[Written exercise] Keep only the lines where "Speech" appears.

[Given data]

══════

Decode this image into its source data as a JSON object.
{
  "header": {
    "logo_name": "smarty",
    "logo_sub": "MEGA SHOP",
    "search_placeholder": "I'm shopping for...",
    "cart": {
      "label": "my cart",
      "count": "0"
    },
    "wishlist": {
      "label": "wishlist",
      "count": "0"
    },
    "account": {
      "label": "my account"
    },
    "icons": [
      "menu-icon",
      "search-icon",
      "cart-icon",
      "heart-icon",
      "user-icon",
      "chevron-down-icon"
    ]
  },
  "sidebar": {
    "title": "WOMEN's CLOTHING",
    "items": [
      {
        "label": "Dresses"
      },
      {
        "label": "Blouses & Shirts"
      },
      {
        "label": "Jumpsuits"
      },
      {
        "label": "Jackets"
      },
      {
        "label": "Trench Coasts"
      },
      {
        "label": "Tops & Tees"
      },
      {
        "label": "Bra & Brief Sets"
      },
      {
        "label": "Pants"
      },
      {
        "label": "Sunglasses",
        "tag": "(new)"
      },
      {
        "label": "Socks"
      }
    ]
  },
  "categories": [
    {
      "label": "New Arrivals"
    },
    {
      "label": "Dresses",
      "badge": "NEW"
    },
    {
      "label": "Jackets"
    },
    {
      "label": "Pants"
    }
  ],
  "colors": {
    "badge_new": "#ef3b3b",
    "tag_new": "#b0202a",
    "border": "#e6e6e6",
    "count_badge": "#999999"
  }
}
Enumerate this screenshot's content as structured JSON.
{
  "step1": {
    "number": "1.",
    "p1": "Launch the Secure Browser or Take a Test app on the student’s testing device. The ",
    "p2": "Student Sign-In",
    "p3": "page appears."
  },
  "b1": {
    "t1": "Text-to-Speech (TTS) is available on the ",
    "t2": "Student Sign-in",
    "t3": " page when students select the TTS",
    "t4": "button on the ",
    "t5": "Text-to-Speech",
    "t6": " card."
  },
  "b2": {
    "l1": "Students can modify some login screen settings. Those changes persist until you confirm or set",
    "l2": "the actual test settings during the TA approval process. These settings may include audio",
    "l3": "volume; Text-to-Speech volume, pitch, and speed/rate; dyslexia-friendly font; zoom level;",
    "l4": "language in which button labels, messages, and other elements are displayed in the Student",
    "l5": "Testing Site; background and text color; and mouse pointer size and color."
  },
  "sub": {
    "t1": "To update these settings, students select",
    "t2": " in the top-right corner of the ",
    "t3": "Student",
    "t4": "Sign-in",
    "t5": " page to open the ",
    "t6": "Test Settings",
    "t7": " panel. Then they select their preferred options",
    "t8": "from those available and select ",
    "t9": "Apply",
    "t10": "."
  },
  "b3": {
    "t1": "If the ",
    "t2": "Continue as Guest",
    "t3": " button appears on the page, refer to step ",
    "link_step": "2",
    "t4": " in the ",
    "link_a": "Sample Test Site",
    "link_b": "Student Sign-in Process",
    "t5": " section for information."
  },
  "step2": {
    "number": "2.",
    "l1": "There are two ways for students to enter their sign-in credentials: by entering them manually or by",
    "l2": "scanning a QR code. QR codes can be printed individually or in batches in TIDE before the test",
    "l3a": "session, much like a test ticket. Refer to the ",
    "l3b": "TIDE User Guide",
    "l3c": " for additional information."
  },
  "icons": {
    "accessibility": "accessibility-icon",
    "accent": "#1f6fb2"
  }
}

══════

[The solution]
    "t1": "Text-to-Speech (TTS) is available on the ",
    "t5": "Text-to-Speech",
    "l3": "volume; Text-to-Speech volume, pitch, and speed/rate; dyslexia-friendly font; zoom level;",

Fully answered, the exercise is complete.